## Directions for this task
Quote the part of the post on quasi-quoting DSLs that opens with the words containing "Suppose you are" and closes with "as meta variables.".

Quasi-quoting DSLs for free

Sunday, 19 October 2014, by Edsko de Vries.
Filed under coding.

Suppose you are writing a compiler for some programming language or DSL. If you are doing source to source transformations in your compiler, perhaps as part of an optimization pass, you will need to construct and deconstruct bits of abstract syntax. It would be very convenient if we could write that abstract syntax using the syntax of your language. In this blog post we show how you can reuse your existing compiler infrastructure to make this possible by writing a quasi-quoter with support for metavariables. As we will see, a key insight is that we can reuse object variables as meta variables.

Toy Language “Imp

For the sake of this blog post we will be working with a toy language called Imp. The abstract syntax for Imp is defined by

type VarName = String

data Expr =
    Var VarName
  | Add Expr Expr
  | Sub Expr Expr
  | Int Integer
  | Read
  deriving (Data, Typeable, Show, Eq)

data Cmd =
    Write Expr
  | Assign VarName Expr
  | Decl VarName
  deriving (Data, Typeable, Show)

data Prog = Prog [Cmd]
  deriving (Data, Typeable, Show)

and we will assume that we have some parsec parsers

parseExpr :: Parser Expr
parseProg :: Parser Prog

We will also make use of

topLevel :: Parser a -> Parser a
topLevel p = whiteSpace *> p <* eof

and the following useful combinator for running a parser:

parseIO :: Parser a -> String -> IO a

The details of these parsers are beyond the scope of this post. There are plenty of parsec tutorials online; for instance, you could start with the parsec chapter in Real World Haskell. Moreover, the full code for this blog post, including a simple interpreter for the language, is available on github if you want to play with it. Here is a simple example of an Imp program:

var x ;
x := read ;
write (x + x + 1)

A simple quasi-quoter

We want to be able to write something like

prog1 :: Prog
prog1 = [prog|
    var x ;
    x := read ;
    write (x + x + 1)
  |]

where the intention is that the [prog| ... |] quasi-quote will expand to something like

prog1 = Prog [
      Decl "x"
    , Assign "x" Read
    , Write (Add (Add (Var "x") (Var "x")) (Int 1))

## Source excerpt
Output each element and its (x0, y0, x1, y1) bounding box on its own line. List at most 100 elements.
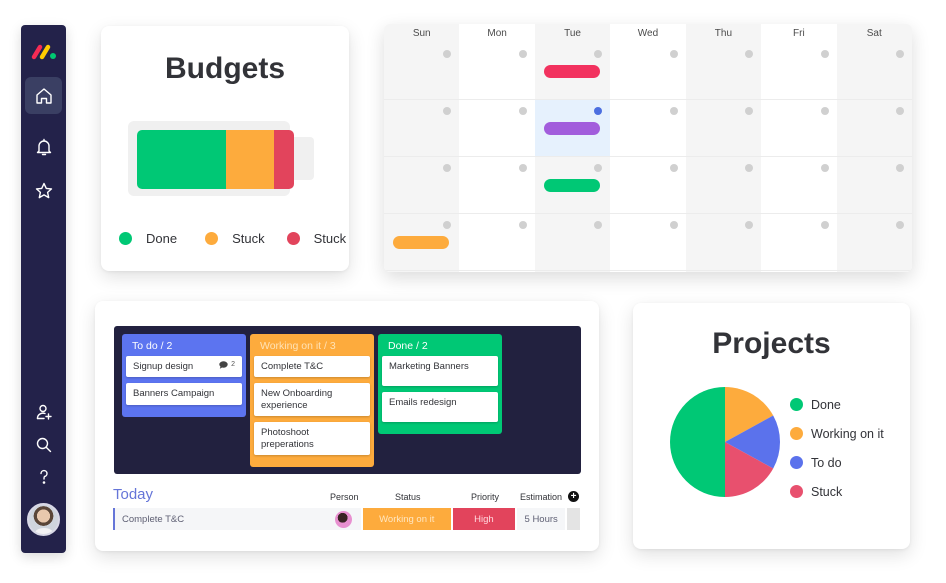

## Reply to the exercise
Suppose you are writing a compiler for some programming language or DSL. If you are doing source to source transformations in your compiler, perhaps as part of an optimization pass, you will need to construct and deconstruct bits of abstract syntax. It would be very convenient if we could write that abstract syntax using the syntax of your language. In this blog post we show how you can reuse your existing compiler infrastructure to make this possible by writing a quasi-quoter with support for metavariables. As we will see, a key insight is that we can reuse object variables as meta variables.